## Set problem
Return the lines beginning at the one that contains "What's the underlying" and running to the end of the records, exactly and with nothing else. Omit pictures.

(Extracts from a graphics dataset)
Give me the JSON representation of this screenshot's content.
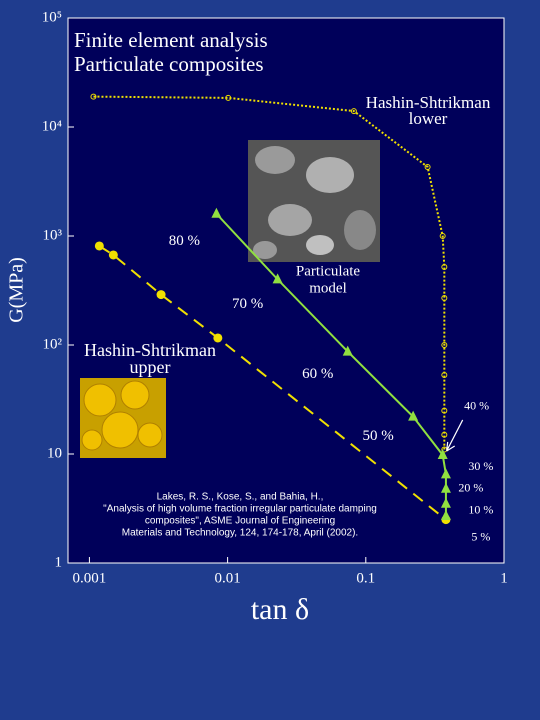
{
  "chart_data": {
    "type": "scatter",
    "title": [
      "Finite element analysis",
      "Particulate composites"
    ],
    "x_label": "tan δ",
    "y_label": "G(MPa)",
    "log_x": true,
    "log_y": true,
    "xlim": [
      0.0007,
      1
    ],
    "ylim": [
      1,
      100000
    ],
    "xticks": [
      0.001,
      0.01,
      0.1,
      1
    ],
    "yticks": [
      1,
      10,
      {
        "value": 100,
        "label": "10²"
      },
      {
        "value": 1000,
        "label": "10³"
      },
      {
        "value": 10000,
        "label": "10⁴"
      },
      {
        "value": 100000,
        "label": "10⁵"
      }
    ],
    "series": [
      {
        "color": "#f0e000",
        "line": "dotted",
        "marker": "open-circle",
        "x": [
          0.00107,
          0.0101,
          0.082,
          0.28,
          0.36,
          0.37,
          0.37,
          0.37,
          0.37,
          0.37,
          0.37,
          0.37
        ],
        "values": [
          19000,
          18500,
          14000,
          4300,
          1000,
          520,
          270,
          100,
          53,
          25,
          15,
          11
        ]
      },
      {
        "color": "#f0e000",
        "line": "dashed",
        "marker": "circle",
        "x": [
          0.00118,
          0.00149,
          0.0033,
          0.0085,
          0.38
        ],
        "values": [
          810,
          670,
          290,
          116,
          2.5
        ]
      },
      {
        "color": "#90e040",
        "line": "solid",
        "marker": "triangle",
        "x": [
          0.0083,
          0.023,
          0.074,
          0.22,
          0.36,
          0.38,
          0.38,
          0.38,
          0.38
        ],
        "values": [
          1600,
          400,
          87,
          22,
          9.8,
          6.5,
          4.8,
          3.5,
          2.7
        ],
        "point_labels": [
          "80 %",
          "70 %",
          "60 %",
          "50 %",
          "40 %",
          "30 %",
          "20 %",
          "10 %",
          "5 %"
        ]
      }
    ],
    "annotations": [
      [
        "Hashin-Shtrikman",
        "lower"
      ],
      [
        "Hashin-Shtrikman",
        "upper"
      ],
      [
        "Particulate",
        "model"
      ],
      [
        "Lakes, R. S., Kose, S., and Bahia, H.,",
        "\"Analysis of high volume fraction irregular particulate damping",
        "composites\", ASME Journal of Engineering",
        "Materials and Technology, 124, 174-178, April (2002)."
      ]
    ]
  }
}
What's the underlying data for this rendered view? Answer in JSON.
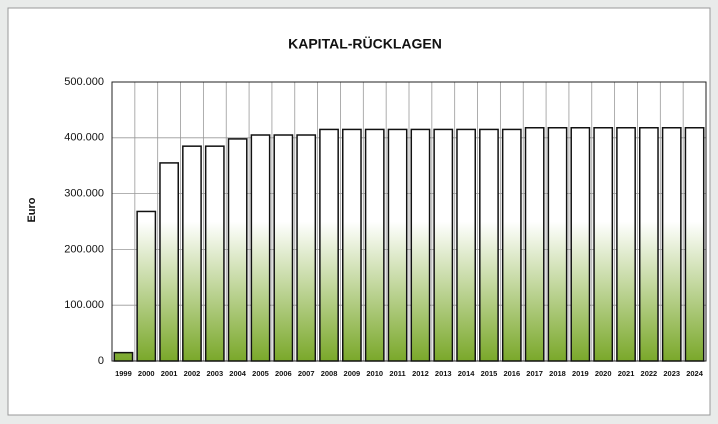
{
  "chart_data": {
    "type": "bar",
    "title": "KAPITAL-RÜCKLAGEN",
    "y_label": "Euro",
    "categories": [
      "1999",
      "2000",
      "2001",
      "2002",
      "2003",
      "2004",
      "2005",
      "2006",
      "2007",
      "2008",
      "2009",
      "2010",
      "2011",
      "2012",
      "2013",
      "2014",
      "2015",
      "2016",
      "2017",
      "2018",
      "2019",
      "2020",
      "2021",
      "2022",
      "2023",
      "2024"
    ],
    "values": [
      15000,
      268000,
      355000,
      385000,
      385000,
      398000,
      405000,
      405000,
      405000,
      415000,
      415000,
      415000,
      415000,
      415000,
      415000,
      415000,
      415000,
      415000,
      418000,
      418000,
      418000,
      418000,
      418000,
      418000,
      418000,
      418000
    ],
    "color": "#7aa82a",
    "ylim": [
      0,
      500000
    ],
    "yticks": [
      0,
      {
        "value": 100000,
        "label": "100.000"
      },
      {
        "value": 200000,
        "label": "200.000"
      },
      {
        "value": 300000,
        "label": "300.000"
      },
      {
        "value": 400000,
        "label": "400.000"
      },
      {
        "value": 500000,
        "label": "500.000"
      }
    ],
    "grid": true
  }
}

## Task result
What's the underlying data for this rendered view? Answer in JSON.
{
  "chart_data": {
    "type": "bar",
    "title": "KAPITAL-RÜCKLAGEN",
    "y_label": "Euro",
    "categories": [
      "1999",
      "2000",
      "2001",
      "2002",
      "2003",
      "2004",
      "2005",
      "2006",
      "2007",
      "2008",
      "2009",
      "2010",
      "2011",
      "2012",
      "2013",
      "2014",
      "2015",
      "2016",
      "2017",
      "2018",
      "2019",
      "2020",
      "2021",
      "2022",
      "2023",
      "2024"
    ],
    "values": [
      15000,
      268000,
      355000,
      385000,
      385000,
      398000,
      405000,
      405000,
      405000,
      415000,
      415000,
      415000,
      415000,
      415000,
      415000,
      415000,
      415000,
      415000,
      418000,
      418000,
      418000,
      418000,
      418000,
      418000,
      418000,
      418000
    ],
    "color": "#7aa82a",
    "ylim": [
      0,
      500000
    ],
    "yticks": [
      0,
      {
        "value": 100000,
        "label": "100.000"
      },
      {
        "value": 200000,
        "label": "200.000"
      },
      {
        "value": 300000,
        "label": "300.000"
      },
      {
        "value": 400000,
        "label": "400.000"
      },
      {
        "value": 500000,
        "label": "500.000"
      }
    ],
    "grid": true
  }
}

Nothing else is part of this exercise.